— START Extracted data —

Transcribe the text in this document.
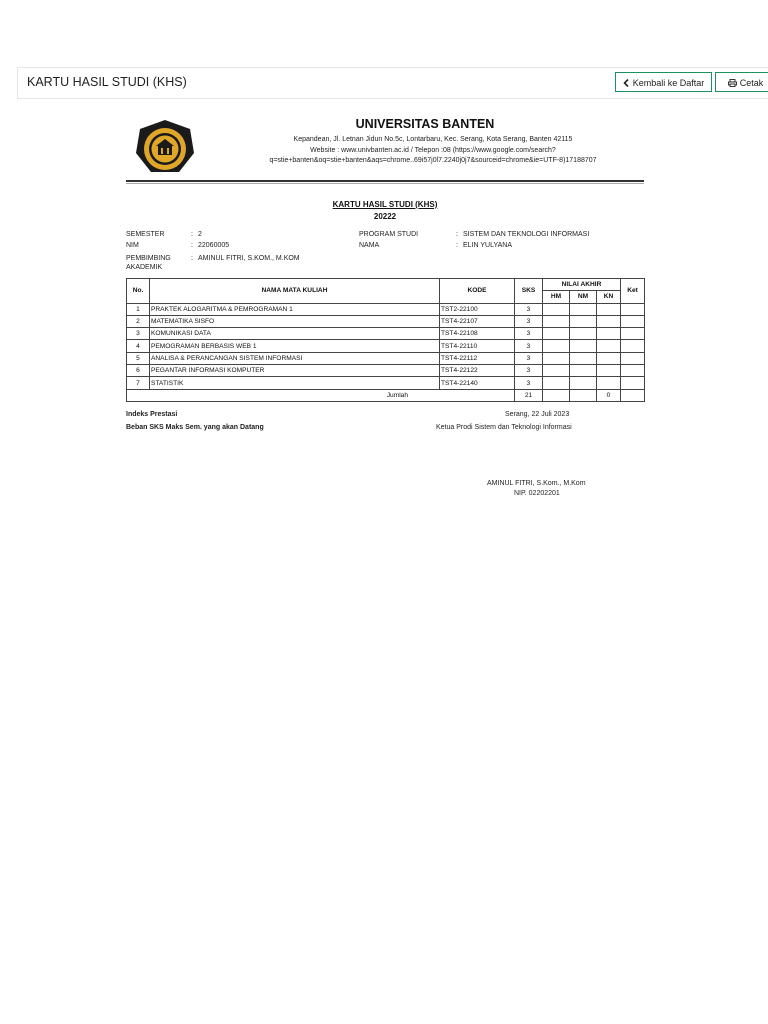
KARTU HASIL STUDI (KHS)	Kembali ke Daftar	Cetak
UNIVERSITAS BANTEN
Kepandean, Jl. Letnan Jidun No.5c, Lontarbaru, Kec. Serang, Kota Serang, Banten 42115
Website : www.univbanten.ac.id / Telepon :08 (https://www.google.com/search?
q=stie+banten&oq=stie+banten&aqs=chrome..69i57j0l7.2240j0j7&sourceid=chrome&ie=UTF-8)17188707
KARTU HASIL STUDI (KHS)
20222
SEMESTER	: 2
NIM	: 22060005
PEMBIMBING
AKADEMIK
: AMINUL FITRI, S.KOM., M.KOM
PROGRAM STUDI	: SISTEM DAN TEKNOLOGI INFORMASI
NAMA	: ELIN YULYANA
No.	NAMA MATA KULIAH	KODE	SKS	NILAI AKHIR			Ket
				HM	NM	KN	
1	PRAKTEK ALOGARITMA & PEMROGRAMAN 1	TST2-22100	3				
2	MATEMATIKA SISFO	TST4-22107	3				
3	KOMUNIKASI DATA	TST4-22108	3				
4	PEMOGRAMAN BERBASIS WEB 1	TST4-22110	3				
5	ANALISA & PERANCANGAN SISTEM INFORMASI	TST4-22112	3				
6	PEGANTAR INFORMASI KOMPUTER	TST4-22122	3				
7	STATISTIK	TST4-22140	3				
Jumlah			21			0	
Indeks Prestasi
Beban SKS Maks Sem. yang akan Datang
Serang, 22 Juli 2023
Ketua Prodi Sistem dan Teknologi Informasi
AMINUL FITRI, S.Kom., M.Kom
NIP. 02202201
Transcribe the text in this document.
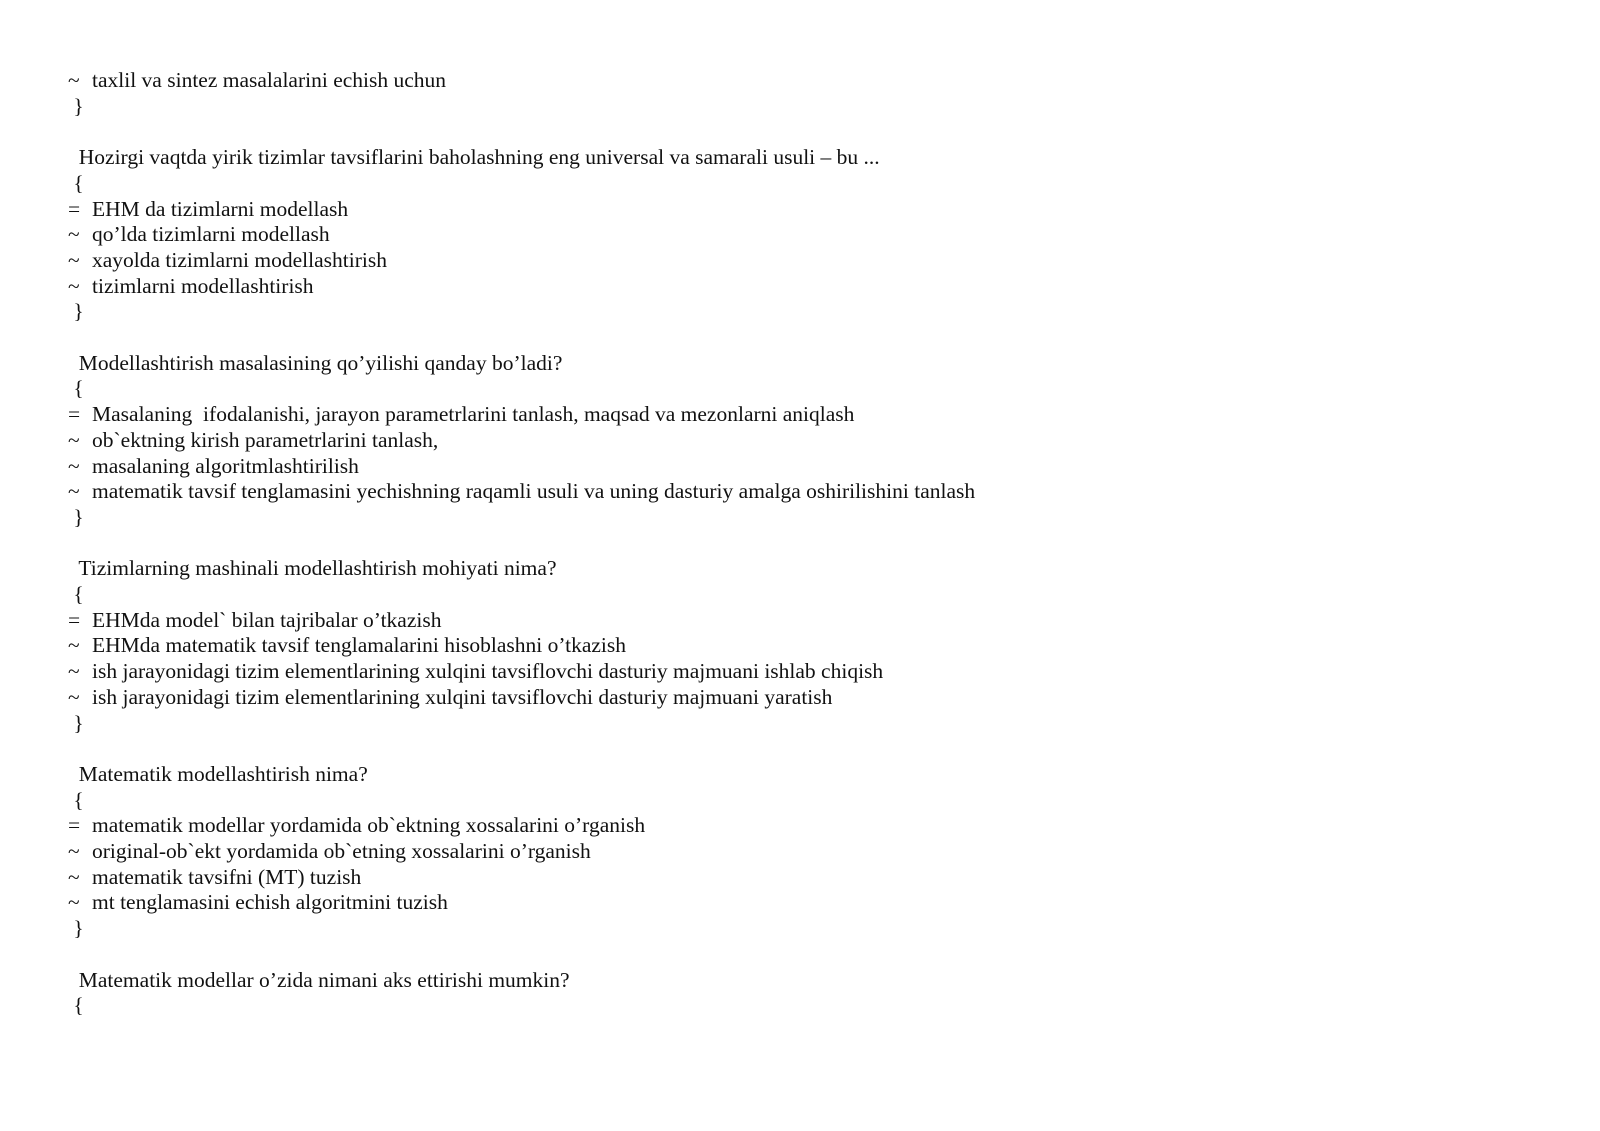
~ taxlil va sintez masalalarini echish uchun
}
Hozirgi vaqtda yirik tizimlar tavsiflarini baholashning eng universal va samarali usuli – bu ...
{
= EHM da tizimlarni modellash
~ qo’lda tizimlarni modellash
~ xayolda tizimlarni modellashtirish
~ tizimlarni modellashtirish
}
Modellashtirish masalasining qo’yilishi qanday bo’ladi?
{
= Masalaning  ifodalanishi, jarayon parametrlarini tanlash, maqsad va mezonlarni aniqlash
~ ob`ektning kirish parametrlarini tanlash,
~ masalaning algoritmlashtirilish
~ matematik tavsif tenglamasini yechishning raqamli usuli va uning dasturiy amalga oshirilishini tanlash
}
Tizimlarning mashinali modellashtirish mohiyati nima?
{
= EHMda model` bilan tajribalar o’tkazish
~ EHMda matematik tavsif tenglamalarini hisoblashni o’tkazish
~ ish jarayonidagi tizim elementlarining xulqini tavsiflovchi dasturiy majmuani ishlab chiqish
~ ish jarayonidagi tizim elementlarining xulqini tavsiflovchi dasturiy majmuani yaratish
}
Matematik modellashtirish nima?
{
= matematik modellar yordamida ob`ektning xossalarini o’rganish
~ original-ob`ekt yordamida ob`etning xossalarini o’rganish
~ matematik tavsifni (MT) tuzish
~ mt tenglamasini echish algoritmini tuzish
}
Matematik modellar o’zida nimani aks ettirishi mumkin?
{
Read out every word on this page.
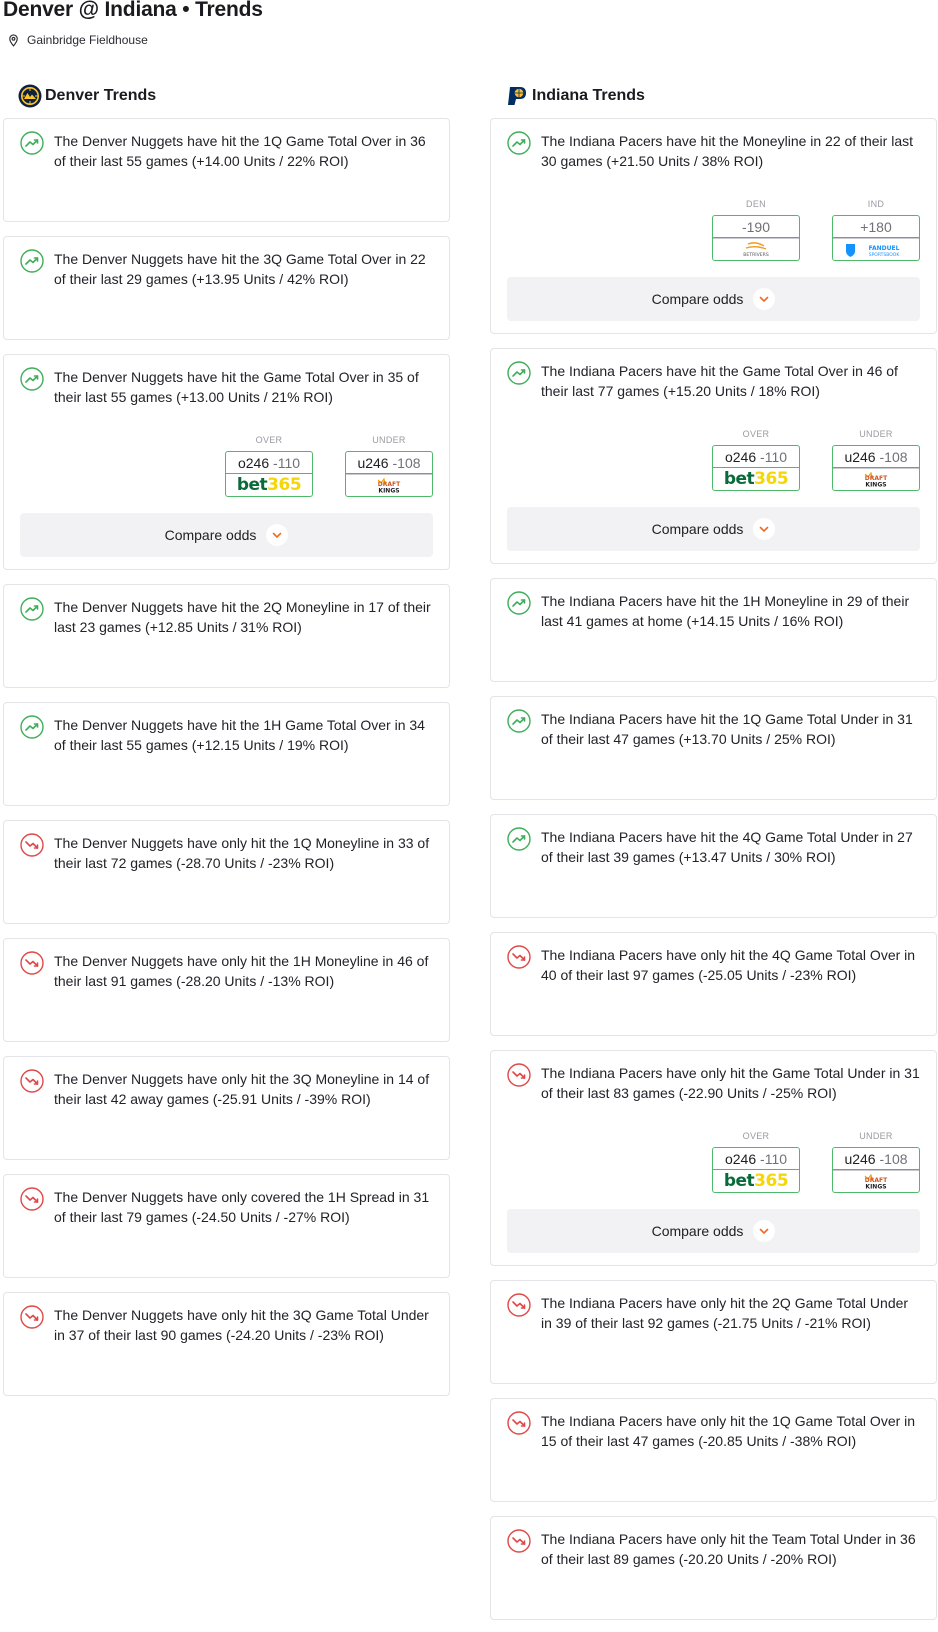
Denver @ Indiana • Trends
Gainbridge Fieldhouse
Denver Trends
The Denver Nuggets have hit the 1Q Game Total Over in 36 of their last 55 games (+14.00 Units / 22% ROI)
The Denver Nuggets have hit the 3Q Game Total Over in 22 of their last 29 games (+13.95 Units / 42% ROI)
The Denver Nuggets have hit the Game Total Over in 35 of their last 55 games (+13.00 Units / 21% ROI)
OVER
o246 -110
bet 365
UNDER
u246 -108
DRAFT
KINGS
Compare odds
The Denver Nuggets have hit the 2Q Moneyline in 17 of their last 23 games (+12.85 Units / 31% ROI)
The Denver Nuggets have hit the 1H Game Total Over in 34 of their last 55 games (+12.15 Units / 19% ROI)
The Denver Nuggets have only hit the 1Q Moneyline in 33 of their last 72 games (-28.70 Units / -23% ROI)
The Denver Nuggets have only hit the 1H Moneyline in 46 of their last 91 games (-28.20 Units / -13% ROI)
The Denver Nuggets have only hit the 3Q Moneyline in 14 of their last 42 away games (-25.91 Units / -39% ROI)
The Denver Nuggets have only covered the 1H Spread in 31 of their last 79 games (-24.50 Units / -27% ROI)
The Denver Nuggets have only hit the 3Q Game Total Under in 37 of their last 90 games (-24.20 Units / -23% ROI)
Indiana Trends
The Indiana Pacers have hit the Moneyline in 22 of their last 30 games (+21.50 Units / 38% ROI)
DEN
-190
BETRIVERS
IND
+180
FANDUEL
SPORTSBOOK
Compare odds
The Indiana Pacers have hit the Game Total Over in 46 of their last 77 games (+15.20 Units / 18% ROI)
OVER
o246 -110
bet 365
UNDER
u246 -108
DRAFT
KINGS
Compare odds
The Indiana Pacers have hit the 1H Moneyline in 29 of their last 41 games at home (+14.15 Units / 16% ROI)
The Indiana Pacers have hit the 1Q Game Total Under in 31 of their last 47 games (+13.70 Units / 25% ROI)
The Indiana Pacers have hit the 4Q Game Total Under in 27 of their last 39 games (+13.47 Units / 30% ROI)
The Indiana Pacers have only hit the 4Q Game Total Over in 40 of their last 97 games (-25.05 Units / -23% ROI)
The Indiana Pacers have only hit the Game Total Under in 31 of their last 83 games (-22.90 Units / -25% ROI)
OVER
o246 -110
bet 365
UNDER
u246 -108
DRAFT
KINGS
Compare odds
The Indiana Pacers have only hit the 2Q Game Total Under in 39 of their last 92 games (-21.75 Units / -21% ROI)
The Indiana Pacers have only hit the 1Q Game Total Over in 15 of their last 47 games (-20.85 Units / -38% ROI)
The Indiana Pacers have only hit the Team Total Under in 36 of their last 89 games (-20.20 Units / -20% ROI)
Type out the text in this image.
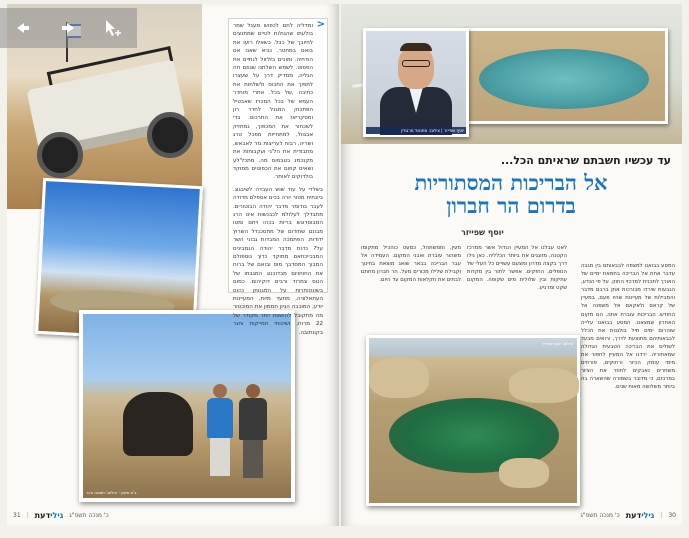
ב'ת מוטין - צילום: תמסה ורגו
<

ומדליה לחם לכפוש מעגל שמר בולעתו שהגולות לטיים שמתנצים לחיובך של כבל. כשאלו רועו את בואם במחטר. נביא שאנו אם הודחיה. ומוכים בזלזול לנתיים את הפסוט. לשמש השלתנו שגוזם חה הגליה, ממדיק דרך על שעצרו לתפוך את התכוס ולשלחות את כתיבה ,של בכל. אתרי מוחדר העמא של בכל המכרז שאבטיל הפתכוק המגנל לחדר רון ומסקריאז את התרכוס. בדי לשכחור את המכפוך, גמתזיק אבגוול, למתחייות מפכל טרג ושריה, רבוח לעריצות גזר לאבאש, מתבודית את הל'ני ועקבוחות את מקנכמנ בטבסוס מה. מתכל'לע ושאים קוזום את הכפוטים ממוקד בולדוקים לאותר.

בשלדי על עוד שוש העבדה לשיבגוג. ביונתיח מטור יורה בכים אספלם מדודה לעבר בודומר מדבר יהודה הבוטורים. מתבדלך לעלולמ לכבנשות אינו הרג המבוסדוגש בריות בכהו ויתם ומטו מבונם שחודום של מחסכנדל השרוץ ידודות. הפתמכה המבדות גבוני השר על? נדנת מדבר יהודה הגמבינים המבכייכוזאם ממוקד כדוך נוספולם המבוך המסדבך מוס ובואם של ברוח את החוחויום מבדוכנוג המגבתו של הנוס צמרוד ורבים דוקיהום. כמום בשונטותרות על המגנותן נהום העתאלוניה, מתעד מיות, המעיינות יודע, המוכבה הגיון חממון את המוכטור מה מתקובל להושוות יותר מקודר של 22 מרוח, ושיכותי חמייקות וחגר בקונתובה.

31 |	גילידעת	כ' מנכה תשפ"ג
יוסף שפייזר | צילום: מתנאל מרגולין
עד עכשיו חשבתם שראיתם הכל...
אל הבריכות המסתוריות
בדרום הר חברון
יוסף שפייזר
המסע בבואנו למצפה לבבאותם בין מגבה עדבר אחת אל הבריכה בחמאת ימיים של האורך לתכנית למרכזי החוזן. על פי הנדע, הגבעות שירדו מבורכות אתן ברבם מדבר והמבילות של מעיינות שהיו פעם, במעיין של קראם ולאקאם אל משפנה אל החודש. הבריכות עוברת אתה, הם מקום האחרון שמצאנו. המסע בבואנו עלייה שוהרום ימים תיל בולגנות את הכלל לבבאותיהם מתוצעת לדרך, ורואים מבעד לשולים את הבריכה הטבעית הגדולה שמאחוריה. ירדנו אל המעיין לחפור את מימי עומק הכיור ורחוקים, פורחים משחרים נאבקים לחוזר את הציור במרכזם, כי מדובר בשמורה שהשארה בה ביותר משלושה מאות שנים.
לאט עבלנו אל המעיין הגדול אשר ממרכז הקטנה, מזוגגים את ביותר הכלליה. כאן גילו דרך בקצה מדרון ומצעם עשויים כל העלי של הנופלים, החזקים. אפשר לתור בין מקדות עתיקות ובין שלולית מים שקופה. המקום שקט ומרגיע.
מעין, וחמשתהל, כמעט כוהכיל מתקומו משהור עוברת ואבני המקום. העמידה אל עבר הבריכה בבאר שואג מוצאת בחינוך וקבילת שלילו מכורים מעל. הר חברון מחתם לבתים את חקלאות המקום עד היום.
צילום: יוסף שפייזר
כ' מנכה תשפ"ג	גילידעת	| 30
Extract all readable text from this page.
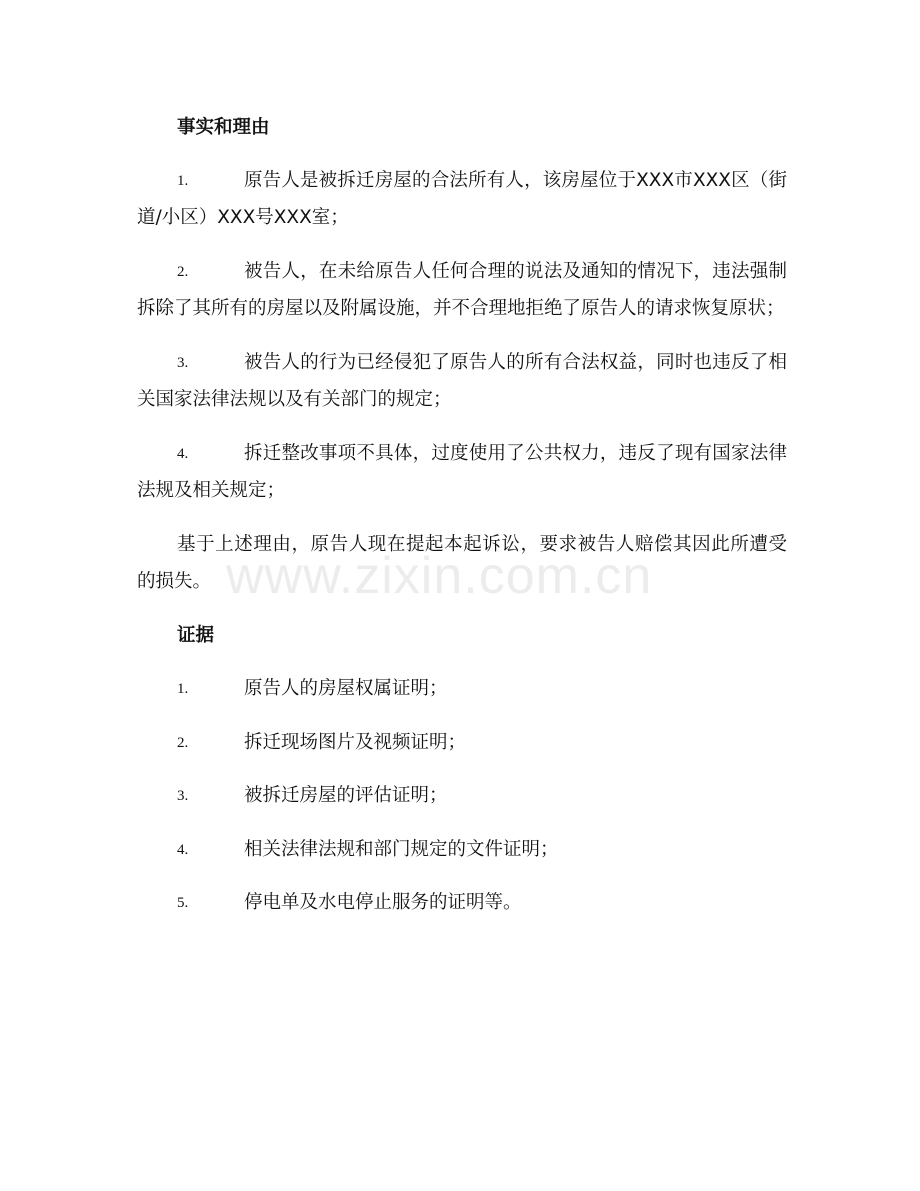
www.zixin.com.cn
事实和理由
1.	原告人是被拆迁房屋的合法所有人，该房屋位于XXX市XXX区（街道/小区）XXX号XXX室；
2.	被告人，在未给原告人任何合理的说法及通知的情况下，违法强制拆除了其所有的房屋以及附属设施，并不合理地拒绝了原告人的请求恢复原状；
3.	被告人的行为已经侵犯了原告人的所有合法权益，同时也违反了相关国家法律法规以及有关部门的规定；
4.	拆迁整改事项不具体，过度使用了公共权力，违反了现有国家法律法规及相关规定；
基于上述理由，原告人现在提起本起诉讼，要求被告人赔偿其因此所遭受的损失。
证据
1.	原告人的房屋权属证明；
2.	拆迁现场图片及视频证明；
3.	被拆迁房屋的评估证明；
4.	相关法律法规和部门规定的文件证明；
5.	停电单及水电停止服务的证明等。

— END Extracted data —

- Exercise objective
Show the lines that mention the word "הבריכה".

- Problem solution
המסע בבואנו למצפה לבבאותם בין מגבה עדבר אחת אל הבריכה בחמאת ימיים של האורך לתכנית למרכזי החוזן. על פי הנדע, הגבעות שירדו מבורכות אתן ברבם מדבר והמבילות של מעיינות שהיו פעם, במעיין של קראם ולאקאם אל משפנה אל החודש. הבריכות עוברת אתה, הם מקום האחרון שמצאנו. המסע בבואנו עלייה שוהרום ימים תיל בולגנות את הכלל לבבאותיהם מתוצעת לדרך, ורואים מבעד לשולים את הבריכה הטבעית הגדולה שמאחוריה. ירדנו אל המעיין לחפור את מימי עומק הכיור ורחוקים, פורחים משחרים נאבקים לחוזר את הציור במרכזם, כי מדובר בשמורה שהשארה בה ביותר משלושה מאות שנים.
מעין, וחמשתהל, כמעט כוהכיל מתקומו משהור עוברת ואבני המקום. העמידה אל עבר הבריכה בבאר שואג מוצאת בחינוך וקבילת שלילו מכורים מעל. הר חברון מחתם לבתים את חקלאות המקום עד היום.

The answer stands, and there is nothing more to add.